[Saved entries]
______

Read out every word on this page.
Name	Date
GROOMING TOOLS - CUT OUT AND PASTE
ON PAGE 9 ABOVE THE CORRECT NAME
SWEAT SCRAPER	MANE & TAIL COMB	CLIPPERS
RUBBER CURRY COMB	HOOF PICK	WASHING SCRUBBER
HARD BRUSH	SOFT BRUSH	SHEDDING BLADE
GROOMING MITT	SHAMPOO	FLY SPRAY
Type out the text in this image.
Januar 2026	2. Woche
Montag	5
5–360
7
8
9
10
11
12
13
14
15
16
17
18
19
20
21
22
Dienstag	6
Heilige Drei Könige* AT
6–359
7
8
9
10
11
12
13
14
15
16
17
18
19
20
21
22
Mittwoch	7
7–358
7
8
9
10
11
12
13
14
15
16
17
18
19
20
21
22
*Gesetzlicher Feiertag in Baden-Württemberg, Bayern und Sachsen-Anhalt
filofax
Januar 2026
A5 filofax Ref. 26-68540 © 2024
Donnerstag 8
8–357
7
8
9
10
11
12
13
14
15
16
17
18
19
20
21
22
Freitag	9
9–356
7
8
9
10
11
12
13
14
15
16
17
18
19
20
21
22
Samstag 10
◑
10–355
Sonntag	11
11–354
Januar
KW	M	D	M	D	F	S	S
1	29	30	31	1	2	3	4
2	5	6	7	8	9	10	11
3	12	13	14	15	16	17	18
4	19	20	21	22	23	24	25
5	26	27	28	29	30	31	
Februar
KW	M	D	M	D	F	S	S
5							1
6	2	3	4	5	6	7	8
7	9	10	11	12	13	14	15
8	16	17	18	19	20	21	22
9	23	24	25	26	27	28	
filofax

______

Short exercise:
Write out every entry verbatim.

Result of the exercise:
Read out every word on this page.
Name	Date
GROOMING TOOLS - CUT OUT AND PASTE
ON PAGE 9 ABOVE THE CORRECT NAME
SWEAT SCRAPER	MANE & TAIL COMB	CLIPPERS
RUBBER CURRY COMB	HOOF PICK	WASHING SCRUBBER
HARD BRUSH	SOFT BRUSH	SHEDDING BLADE
GROOMING MITT	SHAMPOO	FLY SPRAY
Type out the text in this image.
Januar 2026	2. Woche
Montag	5
5–360
7
8
9
10
11
12
13
14
15
16
17
18
19
20
21
22
Dienstag	6
Heilige Drei Könige* AT
6–359
7
8
9
10
11
12
13
14
15
16
17
18
19
20
21
22
Mittwoch	7
7–358
7
8
9
10
11
12
13
14
15
16
17
18
19
20
21
22
*Gesetzlicher Feiertag in Baden-Württemberg, Bayern und Sachsen-Anhalt
filofax
Januar 2026
A5 filofax Ref. 26-68540 © 2024
Donnerstag 8
8–357
7
8
9
10
11
12
13
14
15
16
17
18
19
20
21
22
Freitag	9
9–356
7
8
9
10
11
12
13
14
15
16
17
18
19
20
21
22
Samstag 10
◑
10–355
Sonntag	11
11–354
Januar
KW	M	D	M	D	F	S	S
1	29	30	31	1	2	3	4
2	5	6	7	8	9	10	11
3	12	13	14	15	16	17	18
4	19	20	21	22	23	24	25
5	26	27	28	29	30	31	
Februar
KW	M	D	M	D	F	S	S
5							1
6	2	3	4	5	6	7	8
7	9	10	11	12	13	14	15
8	16	17	18	19	20	21	22
9	23	24	25	26	27	28	
filofax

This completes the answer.